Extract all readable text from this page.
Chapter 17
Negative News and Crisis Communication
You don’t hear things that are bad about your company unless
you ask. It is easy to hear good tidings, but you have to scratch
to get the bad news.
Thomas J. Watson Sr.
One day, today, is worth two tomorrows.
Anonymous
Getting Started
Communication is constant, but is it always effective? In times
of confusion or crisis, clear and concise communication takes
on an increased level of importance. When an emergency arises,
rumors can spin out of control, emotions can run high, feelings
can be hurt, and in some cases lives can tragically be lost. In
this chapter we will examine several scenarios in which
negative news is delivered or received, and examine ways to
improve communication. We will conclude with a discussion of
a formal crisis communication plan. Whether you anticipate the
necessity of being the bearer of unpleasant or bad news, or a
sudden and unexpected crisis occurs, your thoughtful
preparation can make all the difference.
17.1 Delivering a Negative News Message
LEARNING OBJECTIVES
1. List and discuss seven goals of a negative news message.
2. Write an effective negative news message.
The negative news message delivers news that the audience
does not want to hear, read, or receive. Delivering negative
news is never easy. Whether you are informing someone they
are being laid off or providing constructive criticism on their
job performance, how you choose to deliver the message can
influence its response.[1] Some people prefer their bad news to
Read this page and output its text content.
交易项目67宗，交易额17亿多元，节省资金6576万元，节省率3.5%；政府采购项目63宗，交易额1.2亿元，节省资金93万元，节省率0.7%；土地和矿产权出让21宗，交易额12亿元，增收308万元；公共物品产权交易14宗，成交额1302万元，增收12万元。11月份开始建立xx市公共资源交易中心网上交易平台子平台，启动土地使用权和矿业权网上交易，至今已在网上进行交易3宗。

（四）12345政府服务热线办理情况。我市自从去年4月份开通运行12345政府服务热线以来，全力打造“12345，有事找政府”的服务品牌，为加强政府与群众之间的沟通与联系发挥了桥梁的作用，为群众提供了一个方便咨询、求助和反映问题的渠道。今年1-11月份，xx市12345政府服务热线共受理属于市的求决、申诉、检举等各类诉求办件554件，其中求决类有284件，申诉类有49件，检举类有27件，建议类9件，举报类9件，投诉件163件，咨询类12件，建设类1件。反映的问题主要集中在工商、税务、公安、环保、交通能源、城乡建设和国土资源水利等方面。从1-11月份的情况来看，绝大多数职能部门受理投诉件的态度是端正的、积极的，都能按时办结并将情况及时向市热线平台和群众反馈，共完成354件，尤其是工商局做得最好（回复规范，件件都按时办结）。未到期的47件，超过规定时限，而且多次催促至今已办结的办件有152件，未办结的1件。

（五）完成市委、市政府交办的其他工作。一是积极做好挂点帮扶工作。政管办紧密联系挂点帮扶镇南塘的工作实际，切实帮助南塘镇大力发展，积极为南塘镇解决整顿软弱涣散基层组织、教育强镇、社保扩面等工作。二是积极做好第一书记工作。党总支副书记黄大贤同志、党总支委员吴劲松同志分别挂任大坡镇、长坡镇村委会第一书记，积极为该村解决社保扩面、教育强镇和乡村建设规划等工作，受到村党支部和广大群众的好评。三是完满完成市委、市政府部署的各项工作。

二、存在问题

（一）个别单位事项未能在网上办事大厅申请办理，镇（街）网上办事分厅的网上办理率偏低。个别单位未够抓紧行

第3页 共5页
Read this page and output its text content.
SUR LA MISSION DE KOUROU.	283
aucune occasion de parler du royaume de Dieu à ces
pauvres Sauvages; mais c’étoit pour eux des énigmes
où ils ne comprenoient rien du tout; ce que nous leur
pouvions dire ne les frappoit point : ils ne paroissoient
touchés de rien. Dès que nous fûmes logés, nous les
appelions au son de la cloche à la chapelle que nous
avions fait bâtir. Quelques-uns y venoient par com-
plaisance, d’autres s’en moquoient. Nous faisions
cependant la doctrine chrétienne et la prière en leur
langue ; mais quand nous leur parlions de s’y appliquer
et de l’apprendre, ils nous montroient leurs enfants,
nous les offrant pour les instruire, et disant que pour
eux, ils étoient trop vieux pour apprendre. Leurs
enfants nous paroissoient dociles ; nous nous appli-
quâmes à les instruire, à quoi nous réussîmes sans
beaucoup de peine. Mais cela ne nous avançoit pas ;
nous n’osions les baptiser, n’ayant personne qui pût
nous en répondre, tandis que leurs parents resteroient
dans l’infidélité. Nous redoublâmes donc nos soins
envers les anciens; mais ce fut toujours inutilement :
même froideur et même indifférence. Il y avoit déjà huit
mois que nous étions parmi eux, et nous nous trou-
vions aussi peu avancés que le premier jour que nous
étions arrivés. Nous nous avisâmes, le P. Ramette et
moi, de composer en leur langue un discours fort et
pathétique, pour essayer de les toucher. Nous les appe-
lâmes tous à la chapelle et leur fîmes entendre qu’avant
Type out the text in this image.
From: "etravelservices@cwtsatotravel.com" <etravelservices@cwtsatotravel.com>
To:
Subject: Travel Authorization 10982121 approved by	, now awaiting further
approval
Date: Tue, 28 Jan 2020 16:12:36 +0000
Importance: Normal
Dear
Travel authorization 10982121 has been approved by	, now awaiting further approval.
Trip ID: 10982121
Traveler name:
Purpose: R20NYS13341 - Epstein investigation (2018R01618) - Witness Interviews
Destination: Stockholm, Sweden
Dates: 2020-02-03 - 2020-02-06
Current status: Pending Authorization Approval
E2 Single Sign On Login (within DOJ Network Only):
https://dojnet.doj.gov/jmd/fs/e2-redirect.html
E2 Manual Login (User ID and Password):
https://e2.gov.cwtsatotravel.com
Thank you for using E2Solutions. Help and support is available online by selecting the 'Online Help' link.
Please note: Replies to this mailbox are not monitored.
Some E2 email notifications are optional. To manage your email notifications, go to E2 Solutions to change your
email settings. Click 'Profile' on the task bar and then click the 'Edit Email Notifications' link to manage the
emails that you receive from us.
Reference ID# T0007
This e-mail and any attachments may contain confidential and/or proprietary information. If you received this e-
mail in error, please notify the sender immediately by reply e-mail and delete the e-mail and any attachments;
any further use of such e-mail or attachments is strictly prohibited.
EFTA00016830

**Request**.
Reproduce the complete data exactly as presented above.

**Solved problem**.
Extract all readable text from this page.
Chapter 17
Negative News and Crisis Communication
You don’t hear things that are bad about your company unless
you ask. It is easy to hear good tidings, but you have to scratch
to get the bad news.
Thomas J. Watson Sr.
One day, today, is worth two tomorrows.
Anonymous
Getting Started
Communication is constant, but is it always effective? In times
of confusion or crisis, clear and concise communication takes
on an increased level of importance. When an emergency arises,
rumors can spin out of control, emotions can run high, feelings
can be hurt, and in some cases lives can tragically be lost. In
this chapter we will examine several scenarios in which
negative news is delivered or received, and examine ways to
improve communication. We will conclude with a discussion of
a formal crisis communication plan. Whether you anticipate the
necessity of being the bearer of unpleasant or bad news, or a
sudden and unexpected crisis occurs, your thoughtful
preparation can make all the difference.
17.1 Delivering a Negative News Message
LEARNING OBJECTIVES
1. List and discuss seven goals of a negative news message.
2. Write an effective negative news message.
The negative news message delivers news that the audience
does not want to hear, read, or receive. Delivering negative
news is never easy. Whether you are informing someone they
are being laid off or providing constructive criticism on their
job performance, how you choose to deliver the message can
influence its response.[1] Some people prefer their bad news to
Read this page and output its text content.
交易项目67宗，交易额17亿多元，节省资金6576万元，节省率3.5%；政府采购项目63宗，交易额1.2亿元，节省资金93万元，节省率0.7%；土地和矿产权出让21宗，交易额12亿元，增收308万元；公共物品产权交易14宗，成交额1302万元，增收12万元。11月份开始建立xx市公共资源交易中心网上交易平台子平台，启动土地使用权和矿业权网上交易，至今已在网上进行交易3宗。

（四）12345政府服务热线办理情况。我市自从去年4月份开通运行12345政府服务热线以来，全力打造“12345，有事找政府”的服务品牌，为加强政府与群众之间的沟通与联系发挥了桥梁的作用，为群众提供了一个方便咨询、求助和反映问题的渠道。今年1-11月份，xx市12345政府服务热线共受理属于市的求决、申诉、检举等各类诉求办件554件，其中求决类有284件，申诉类有49件，检举类有27件，建议类9件，举报类9件，投诉件163件，咨询类12件，建设类1件。反映的问题主要集中在工商、税务、公安、环保、交通能源、城乡建设和国土资源水利等方面。从1-11月份的情况来看，绝大多数职能部门受理投诉件的态度是端正的、积极的，都能按时办结并将情况及时向市热线平台和群众反馈，共完成354件，尤其是工商局做得最好（回复规范，件件都按时办结）。未到期的47件，超过规定时限，而且多次催促至今已办结的办件有152件，未办结的1件。

（五）完成市委、市政府交办的其他工作。一是积极做好挂点帮扶工作。政管办紧密联系挂点帮扶镇南塘的工作实际，切实帮助南塘镇大力发展，积极为南塘镇解决整顿软弱涣散基层组织、教育强镇、社保扩面等工作。二是积极做好第一书记工作。党总支副书记黄大贤同志、党总支委员吴劲松同志分别挂任大坡镇、长坡镇村委会第一书记，积极为该村解决社保扩面、教育强镇和乡村建设规划等工作，受到村党支部和广大群众的好评。三是完满完成市委、市政府部署的各项工作。

二、存在问题

（一）个别单位事项未能在网上办事大厅申请办理，镇（街）网上办事分厅的网上办理率偏低。个别单位未够抓紧行

第3页 共5页
Read this page and output its text content.
SUR LA MISSION DE KOUROU.	283
aucune occasion de parler du royaume de Dieu à ces
pauvres Sauvages; mais c’étoit pour eux des énigmes
où ils ne comprenoient rien du tout; ce que nous leur
pouvions dire ne les frappoit point : ils ne paroissoient
touchés de rien. Dès que nous fûmes logés, nous les
appelions au son de la cloche à la chapelle que nous
avions fait bâtir. Quelques-uns y venoient par com-
plaisance, d’autres s’en moquoient. Nous faisions
cependant la doctrine chrétienne et la prière en leur
langue ; mais quand nous leur parlions de s’y appliquer
et de l’apprendre, ils nous montroient leurs enfants,
nous les offrant pour les instruire, et disant que pour
eux, ils étoient trop vieux pour apprendre. Leurs
enfants nous paroissoient dociles ; nous nous appli-
quâmes à les instruire, à quoi nous réussîmes sans
beaucoup de peine. Mais cela ne nous avançoit pas ;
nous n’osions les baptiser, n’ayant personne qui pût
nous en répondre, tandis que leurs parents resteroient
dans l’infidélité. Nous redoublâmes donc nos soins
envers les anciens; mais ce fut toujours inutilement :
même froideur et même indifférence. Il y avoit déjà huit
mois que nous étions parmi eux, et nous nous trou-
vions aussi peu avancés que le premier jour que nous
étions arrivés. Nous nous avisâmes, le P. Ramette et
moi, de composer en leur langue un discours fort et
pathétique, pour essayer de les toucher. Nous les appe-
lâmes tous à la chapelle et leur fîmes entendre qu’avant
Type out the text in this image.
From: "etravelservices@cwtsatotravel.com" <etravelservices@cwtsatotravel.com>
To:
Subject: Travel Authorization 10982121 approved by	, now awaiting further
approval
Date: Tue, 28 Jan 2020 16:12:36 +0000
Importance: Normal
Dear
Travel authorization 10982121 has been approved by	, now awaiting further approval.
Trip ID: 10982121
Traveler name:
Purpose: R20NYS13341 - Epstein investigation (2018R01618) - Witness Interviews
Destination: Stockholm, Sweden
Dates: 2020-02-03 - 2020-02-06
Current status: Pending Authorization Approval
E2 Single Sign On Login (within DOJ Network Only):
https://dojnet.doj.gov/jmd/fs/e2-redirect.html
E2 Manual Login (User ID and Password):
https://e2.gov.cwtsatotravel.com
Thank you for using E2Solutions. Help and support is available online by selecting the 'Online Help' link.
Please note: Replies to this mailbox are not monitored.
Some E2 email notifications are optional. To manage your email notifications, go to E2 Solutions to change your
email settings. Click 'Profile' on the task bar and then click the 'Edit Email Notifications' link to manage the
emails that you receive from us.
Reference ID# T0007
This e-mail and any attachments may contain confidential and/or proprietary information. If you received this e-
mail in error, please notify the sender immediately by reply e-mail and delete the e-mail and any attachments;
any further use of such e-mail or attachments is strictly prohibited.
EFTA00016830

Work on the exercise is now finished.